Your goal: Transcribe the entries exactly; images are not part of the copy.

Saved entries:
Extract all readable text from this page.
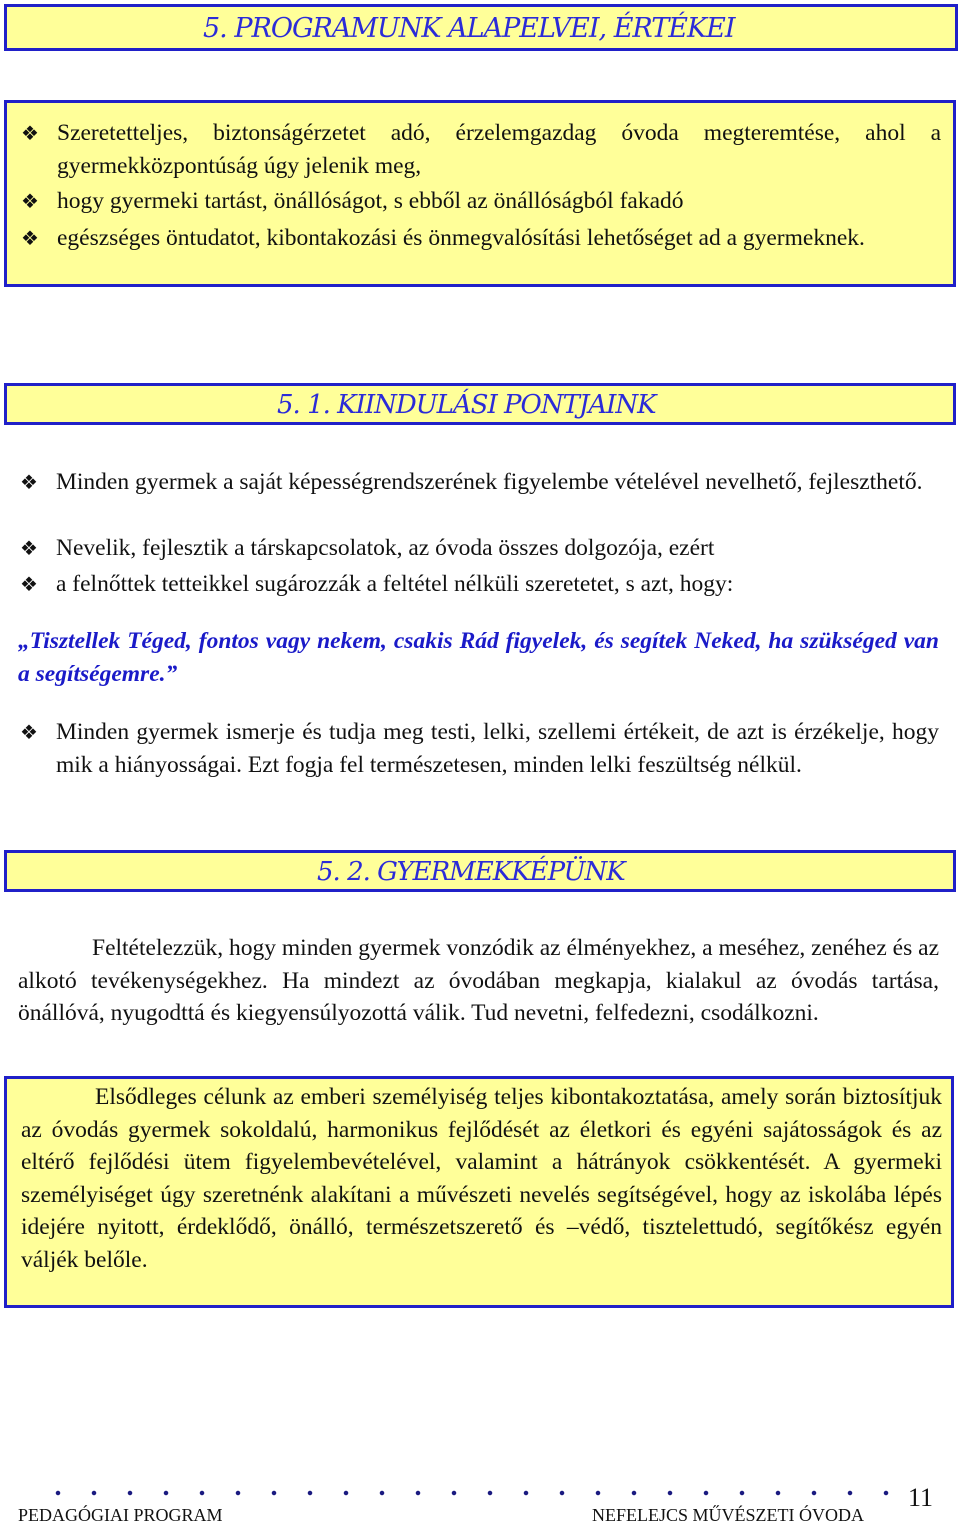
5. PROGRAMUNK ALAPELVEI, ÉRTÉKEI
❖ Szeretetteljes, biztonságérzetet adó, érzelemgazdag óvoda megteremtése, ahol a gyermekközpontúság úgy jelenik meg,
❖ hogy gyermeki tartást, önállóságot, s ebből az önállóságból fakadó
❖ egészséges öntudatot, kibontakozási és önmegvalósítási lehetőséget ad a gyermeknek.
5. 1. KIINDULÁSI PONTJAINK
❖ Minden gyermek a saját képességrendszerének figyelembe vételével nevelhető, fejleszthető.
❖ Nevelik, fejlesztik a társkapcsolatok, az óvoda összes dolgozója, ezért
❖ a felnőttek tetteikkel sugározzák a feltétel nélküli szeretetet, s azt, hogy:
„Tisztellek Téged, fontos vagy nekem, csakis Rád figyelek, és segítek Neked, ha szükséged van a segítségemre.”
❖ Minden gyermek ismerje és tudja meg testi, lelki, szellemi értékeit, de azt is érzékelje, hogy mik a hiányosságai. Ezt fogja fel természetesen, minden lelki feszültség nélkül.
5. 2. GYERMEKKÉPÜNK
Feltételezzük, hogy minden gyermek vonzódik az élményekhez, a meséhez, zenéhez és az alkotó tevékenységekhez. Ha mindezt az óvodában megkapja, kialakul az óvodás tartása, önállóvá, nyugodttá és kiegyensúlyozottá válik. Tud nevetni, felfedezni, csodálkozni.
Elsődleges célunk az emberi személyiség teljes kibontakoztatása, amely során biztosítjuk az óvodás gyermek sokoldalú, harmonikus fejlődését az életkori és egyéni sajátosságok és az eltérő fejlődési ütem figyelembevételével, valamint a hátrányok csökkentését. A gyermeki személyiséget úgy szeretnénk alakítani a művészeti nevelés segítségével, hogy az iskolába lépés idejére nyitott, érdeklődő, önálló, természetszerető és –védő, tisztelettudó, segítőkész egyén váljék belőle.
11
PEDAGÓGIAI PROGRAM	NEFELEJCS MŰVÉSZETI ÓVODA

Final result:
Extract all readable text from this page.
5. PROGRAMUNK ALAPELVEI, ÉRTÉKEI
❖ Szeretetteljes, biztonságérzetet adó, érzelemgazdag óvoda megteremtése, ahol a gyermekközpontúság úgy jelenik meg,
❖ hogy gyermeki tartást, önállóságot, s ebből az önállóságból fakadó
❖ egészséges öntudatot, kibontakozási és önmegvalósítási lehetőséget ad a gyermeknek.
5. 1. KIINDULÁSI PONTJAINK
❖ Minden gyermek a saját képességrendszerének figyelembe vételével nevelhető, fejleszthető.
❖ Nevelik, fejlesztik a társkapcsolatok, az óvoda összes dolgozója, ezért
❖ a felnőttek tetteikkel sugározzák a feltétel nélküli szeretetet, s azt, hogy:
„Tisztellek Téged, fontos vagy nekem, csakis Rád figyelek, és segítek Neked, ha szükséged van a segítségemre.”
❖ Minden gyermek ismerje és tudja meg testi, lelki, szellemi értékeit, de azt is érzékelje, hogy mik a hiányosságai. Ezt fogja fel természetesen, minden lelki feszültség nélkül.
5. 2. GYERMEKKÉPÜNK
Feltételezzük, hogy minden gyermek vonzódik az élményekhez, a meséhez, zenéhez és az alkotó tevékenységekhez. Ha mindezt az óvodában megkapja, kialakul az óvodás tartása, önállóvá, nyugodttá és kiegyensúlyozottá válik. Tud nevetni, felfedezni, csodálkozni.
Elsődleges célunk az emberi személyiség teljes kibontakoztatása, amely során biztosítjuk az óvodás gyermek sokoldalú, harmonikus fejlődését az életkori és egyéni sajátosságok és az eltérő fejlődési ütem figyelembevételével, valamint a hátrányok csökkentését. A gyermeki személyiséget úgy szeretnénk alakítani a művészeti nevelés segítségével, hogy az iskolába lépés idejére nyitott, érdeklődő, önálló, természetszerető és –védő, tisztelettudó, segítőkész egyén váljék belőle.
11
PEDAGÓGIAI PROGRAM	NEFELEJCS MŰVÉSZETI ÓVODA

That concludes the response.